== REQUIRED ACTION ==
Quote the forum thread below, about how the carbon hull may have failed, word for word and in full.

== TEXT FOR ANALYSIS ==
>>>

How the large carbon shell failed, or if it did, is certainly an important engineering question. My totally uneducated guess is that joints are the more usual points of failure.
We will probably never know exactly how it failed but I think it is safe to say that once the hull failure happened it happened very fast and violently. So fast and violent that the people inside probably never knew or felt a thing.
Was it end-to-end or sides in? I can’t think it matters more than as an engineering question (and as more details come out it seems they skimped on the engineering). I’ve read carbon fiber was a bad choice for this use (among other problems).
That’s an interesting question that carbon fibre experts probably want to know. Did constant compression cycles lead to delamination? And if so, what was the issue - the fabrication or the inherent properties of the material? If it was joint designs or misuse, that too answers some engineering questions. For example, if we were to use carbon fibre for Scuba tanks, what ddo we need to know?
And to get back to the OP, the manner of failure would describe how the vixtims fared - crushed to one end, or flattened where they sat. I assume the back end of the pressure vessel is a sphere, so the hammer blow of water from a front end failure would not just crush them toward the back, but also instantly concentrate the contents of the air pocket to a much smaller diameter as well as thickness at the end of the hemisphere. Not exactly like squashing into a cone, but squashing into the end of a sphere would be close.

<<<

== SUPPLIED ENTRIES ==
>>>

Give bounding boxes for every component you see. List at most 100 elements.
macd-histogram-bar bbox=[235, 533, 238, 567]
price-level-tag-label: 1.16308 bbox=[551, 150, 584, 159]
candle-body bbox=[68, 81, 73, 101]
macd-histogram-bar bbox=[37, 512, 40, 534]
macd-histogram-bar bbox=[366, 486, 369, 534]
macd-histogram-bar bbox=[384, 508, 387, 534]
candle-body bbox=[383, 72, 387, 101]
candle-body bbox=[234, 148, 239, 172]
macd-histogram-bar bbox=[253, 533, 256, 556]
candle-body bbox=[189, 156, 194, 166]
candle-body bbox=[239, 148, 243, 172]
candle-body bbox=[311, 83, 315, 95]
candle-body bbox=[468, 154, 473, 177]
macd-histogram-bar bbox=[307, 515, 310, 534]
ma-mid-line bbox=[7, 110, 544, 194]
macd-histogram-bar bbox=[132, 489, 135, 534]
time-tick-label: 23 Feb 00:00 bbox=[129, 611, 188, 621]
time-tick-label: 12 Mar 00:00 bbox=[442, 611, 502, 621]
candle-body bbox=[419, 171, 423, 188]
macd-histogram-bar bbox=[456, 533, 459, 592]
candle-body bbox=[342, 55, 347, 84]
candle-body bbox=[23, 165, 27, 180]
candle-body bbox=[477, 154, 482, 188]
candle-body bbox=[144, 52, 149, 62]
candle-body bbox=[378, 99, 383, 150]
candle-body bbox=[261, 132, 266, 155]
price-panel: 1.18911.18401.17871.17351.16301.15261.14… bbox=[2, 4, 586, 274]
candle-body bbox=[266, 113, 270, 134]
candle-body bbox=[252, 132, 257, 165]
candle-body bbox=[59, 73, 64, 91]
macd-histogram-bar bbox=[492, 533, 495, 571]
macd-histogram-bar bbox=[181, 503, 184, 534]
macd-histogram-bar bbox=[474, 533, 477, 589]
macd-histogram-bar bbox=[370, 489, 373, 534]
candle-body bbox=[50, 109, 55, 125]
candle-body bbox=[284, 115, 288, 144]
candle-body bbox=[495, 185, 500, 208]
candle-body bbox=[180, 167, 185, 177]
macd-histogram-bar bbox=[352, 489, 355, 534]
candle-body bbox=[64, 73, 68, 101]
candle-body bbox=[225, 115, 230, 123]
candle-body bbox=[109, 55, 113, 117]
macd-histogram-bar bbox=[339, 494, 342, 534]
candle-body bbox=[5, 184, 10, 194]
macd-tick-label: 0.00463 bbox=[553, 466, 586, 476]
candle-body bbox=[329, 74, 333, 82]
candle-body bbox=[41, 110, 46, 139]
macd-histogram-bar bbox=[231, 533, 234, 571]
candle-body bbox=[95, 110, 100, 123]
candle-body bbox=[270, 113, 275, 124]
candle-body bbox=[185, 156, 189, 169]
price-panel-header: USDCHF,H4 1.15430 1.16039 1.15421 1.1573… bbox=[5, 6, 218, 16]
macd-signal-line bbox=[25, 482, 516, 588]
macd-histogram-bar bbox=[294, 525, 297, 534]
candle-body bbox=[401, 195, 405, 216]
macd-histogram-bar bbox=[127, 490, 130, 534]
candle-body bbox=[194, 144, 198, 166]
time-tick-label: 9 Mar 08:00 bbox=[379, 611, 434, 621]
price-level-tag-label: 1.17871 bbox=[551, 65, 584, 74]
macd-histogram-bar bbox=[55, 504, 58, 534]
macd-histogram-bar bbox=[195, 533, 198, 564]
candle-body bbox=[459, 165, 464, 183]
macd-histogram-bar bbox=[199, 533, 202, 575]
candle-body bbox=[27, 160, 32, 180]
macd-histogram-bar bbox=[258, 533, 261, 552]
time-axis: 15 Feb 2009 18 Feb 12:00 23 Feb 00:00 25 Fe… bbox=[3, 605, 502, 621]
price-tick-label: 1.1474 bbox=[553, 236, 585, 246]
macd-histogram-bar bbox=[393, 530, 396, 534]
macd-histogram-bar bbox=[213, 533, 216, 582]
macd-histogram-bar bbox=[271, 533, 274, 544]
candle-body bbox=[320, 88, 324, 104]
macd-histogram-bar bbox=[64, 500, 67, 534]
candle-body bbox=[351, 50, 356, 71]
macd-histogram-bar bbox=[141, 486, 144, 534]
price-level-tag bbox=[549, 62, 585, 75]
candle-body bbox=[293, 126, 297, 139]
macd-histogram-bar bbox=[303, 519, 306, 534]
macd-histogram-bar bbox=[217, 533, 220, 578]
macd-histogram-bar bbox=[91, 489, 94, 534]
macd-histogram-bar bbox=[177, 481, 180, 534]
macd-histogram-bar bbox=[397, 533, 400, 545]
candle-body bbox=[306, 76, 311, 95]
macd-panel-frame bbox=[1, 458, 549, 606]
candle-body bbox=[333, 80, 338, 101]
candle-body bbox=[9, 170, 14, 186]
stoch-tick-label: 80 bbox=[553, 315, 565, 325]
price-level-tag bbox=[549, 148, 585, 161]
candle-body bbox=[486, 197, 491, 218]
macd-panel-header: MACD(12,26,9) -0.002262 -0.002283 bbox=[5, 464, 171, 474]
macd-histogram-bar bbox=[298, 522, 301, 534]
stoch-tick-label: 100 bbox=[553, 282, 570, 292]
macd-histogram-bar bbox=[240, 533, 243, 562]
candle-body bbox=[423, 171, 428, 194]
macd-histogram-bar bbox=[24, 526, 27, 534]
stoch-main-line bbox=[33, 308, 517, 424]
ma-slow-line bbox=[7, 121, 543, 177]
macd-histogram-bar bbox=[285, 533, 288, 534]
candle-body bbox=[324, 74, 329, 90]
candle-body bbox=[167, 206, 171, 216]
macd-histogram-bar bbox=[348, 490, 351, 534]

<<<

== ANSWER SPACE ==
How the large carbon shell failed, or if it did, is certainly an important engineering question. My totally uneducated guess is that joints are the more usual points of failure.
We will probably never know exactly how it failed but I think it is safe to say that once the hull failure happened it happened very fast and violently. So fast and violent that the people inside probably never knew or felt a thing.
Was it end-to-end or sides in? I can’t think it matters more than as an engineering question (and as more details come out it seems they skimped on the engineering). I’ve read carbon fiber was a bad choice for this use (among other problems).
That’s an interesting question that carbon fibre experts probably want to know. Did constant compression cycles lead to delamination? And if so, what was the issue - the fabrication or the inherent properties of the material? If it was joint designs or misuse, that too answers some engineering questions. For example, if we were to use carbon fibre for Scuba tanks, what ddo we need to know?
And to get back to the OP, the manner of failure would describe how the vixtims fared - crushed to one end, or flattened where they sat. I assume the back end of the pressure vessel is a sphere, so the hammer blow of water from a front end failure would not just crush them toward the back, but also instantly concentrate the contents of the air pocket to a much smaller diameter as well as thickness at the end of the hemisphere. Not exactly like squashing into a cone, but squashing into the end of a sphere would be close.